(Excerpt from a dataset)
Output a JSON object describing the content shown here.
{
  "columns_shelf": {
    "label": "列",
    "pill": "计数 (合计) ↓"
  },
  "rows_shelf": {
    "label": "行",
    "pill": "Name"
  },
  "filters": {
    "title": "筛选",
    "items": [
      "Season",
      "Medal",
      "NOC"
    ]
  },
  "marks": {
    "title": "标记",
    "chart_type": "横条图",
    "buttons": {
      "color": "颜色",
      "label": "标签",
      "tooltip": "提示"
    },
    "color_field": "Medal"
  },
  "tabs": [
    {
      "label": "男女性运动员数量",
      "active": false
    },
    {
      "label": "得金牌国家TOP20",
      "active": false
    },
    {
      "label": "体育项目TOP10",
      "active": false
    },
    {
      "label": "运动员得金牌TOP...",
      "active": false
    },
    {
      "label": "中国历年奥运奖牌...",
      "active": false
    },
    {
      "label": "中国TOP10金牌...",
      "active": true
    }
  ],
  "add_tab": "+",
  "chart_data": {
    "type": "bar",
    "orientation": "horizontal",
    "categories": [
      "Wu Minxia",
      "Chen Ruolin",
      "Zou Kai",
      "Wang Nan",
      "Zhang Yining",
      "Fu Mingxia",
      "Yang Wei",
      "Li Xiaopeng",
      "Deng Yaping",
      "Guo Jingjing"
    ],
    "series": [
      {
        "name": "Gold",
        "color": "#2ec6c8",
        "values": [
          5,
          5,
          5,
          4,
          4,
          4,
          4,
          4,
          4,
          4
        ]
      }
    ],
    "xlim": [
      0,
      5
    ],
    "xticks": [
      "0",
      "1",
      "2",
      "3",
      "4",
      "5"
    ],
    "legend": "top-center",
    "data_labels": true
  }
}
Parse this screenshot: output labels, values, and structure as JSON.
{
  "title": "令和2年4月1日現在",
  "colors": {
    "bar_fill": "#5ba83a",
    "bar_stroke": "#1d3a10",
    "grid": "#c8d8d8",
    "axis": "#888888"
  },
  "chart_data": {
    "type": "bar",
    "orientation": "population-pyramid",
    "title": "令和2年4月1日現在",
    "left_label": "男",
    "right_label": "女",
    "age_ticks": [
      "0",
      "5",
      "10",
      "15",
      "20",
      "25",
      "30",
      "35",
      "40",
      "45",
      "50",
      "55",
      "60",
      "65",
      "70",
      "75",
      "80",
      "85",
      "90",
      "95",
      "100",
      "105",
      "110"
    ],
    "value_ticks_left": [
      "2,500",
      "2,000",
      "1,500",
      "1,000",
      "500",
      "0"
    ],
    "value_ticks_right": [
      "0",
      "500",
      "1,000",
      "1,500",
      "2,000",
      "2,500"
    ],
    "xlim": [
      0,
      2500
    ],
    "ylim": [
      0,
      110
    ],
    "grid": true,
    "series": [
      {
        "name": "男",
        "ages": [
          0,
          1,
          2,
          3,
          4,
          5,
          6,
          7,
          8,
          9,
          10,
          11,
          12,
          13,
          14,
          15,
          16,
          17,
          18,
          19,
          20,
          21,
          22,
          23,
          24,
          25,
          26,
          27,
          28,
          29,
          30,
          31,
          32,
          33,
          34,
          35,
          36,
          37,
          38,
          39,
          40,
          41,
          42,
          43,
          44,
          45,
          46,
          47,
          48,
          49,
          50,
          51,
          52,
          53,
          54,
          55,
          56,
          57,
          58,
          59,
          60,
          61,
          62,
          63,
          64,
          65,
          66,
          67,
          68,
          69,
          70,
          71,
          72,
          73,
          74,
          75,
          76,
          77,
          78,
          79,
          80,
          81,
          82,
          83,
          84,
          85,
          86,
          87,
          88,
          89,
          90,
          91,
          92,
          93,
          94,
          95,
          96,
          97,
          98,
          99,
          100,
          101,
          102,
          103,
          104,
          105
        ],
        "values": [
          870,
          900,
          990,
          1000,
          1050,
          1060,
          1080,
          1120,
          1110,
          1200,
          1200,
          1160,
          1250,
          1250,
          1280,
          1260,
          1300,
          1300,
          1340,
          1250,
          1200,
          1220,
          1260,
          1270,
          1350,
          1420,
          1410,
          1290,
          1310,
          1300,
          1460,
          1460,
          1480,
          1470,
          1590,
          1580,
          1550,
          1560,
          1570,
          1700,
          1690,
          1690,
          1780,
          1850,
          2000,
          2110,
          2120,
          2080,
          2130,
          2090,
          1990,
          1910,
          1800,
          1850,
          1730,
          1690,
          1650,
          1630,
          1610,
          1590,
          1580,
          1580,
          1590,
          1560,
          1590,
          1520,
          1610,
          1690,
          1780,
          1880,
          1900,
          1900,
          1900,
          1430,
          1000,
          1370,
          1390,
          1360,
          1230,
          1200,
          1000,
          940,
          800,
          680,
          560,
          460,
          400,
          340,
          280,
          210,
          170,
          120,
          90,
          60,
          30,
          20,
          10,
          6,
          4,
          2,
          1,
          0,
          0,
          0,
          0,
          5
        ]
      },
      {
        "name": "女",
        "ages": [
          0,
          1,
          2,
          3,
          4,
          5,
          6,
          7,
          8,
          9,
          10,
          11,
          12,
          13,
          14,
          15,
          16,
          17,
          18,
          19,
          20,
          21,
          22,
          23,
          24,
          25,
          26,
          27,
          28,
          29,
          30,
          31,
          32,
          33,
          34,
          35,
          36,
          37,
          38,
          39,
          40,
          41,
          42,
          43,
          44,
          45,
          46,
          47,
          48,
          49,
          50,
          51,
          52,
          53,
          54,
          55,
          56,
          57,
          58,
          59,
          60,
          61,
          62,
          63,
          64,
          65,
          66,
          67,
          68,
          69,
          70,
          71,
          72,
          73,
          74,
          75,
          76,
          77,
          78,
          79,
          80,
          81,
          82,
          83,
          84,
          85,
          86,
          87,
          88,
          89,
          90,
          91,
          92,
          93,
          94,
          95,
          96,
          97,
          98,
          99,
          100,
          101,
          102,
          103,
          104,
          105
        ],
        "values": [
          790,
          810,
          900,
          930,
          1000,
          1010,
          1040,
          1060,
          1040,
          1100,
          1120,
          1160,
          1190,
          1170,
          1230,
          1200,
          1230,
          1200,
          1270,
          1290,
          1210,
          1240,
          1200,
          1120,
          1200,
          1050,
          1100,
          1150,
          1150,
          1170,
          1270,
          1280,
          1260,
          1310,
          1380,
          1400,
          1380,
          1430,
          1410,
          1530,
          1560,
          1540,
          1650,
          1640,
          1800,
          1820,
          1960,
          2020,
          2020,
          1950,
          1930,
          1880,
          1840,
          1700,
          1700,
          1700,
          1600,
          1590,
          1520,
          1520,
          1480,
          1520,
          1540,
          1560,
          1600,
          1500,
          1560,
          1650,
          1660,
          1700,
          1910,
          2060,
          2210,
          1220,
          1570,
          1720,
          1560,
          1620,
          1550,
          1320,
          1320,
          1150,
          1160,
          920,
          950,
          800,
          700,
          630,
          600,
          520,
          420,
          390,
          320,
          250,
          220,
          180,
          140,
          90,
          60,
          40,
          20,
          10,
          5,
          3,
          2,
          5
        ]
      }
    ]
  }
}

#### Given request
Count the lines in which the string "true" appears, then report only that figure.

#### Task output
3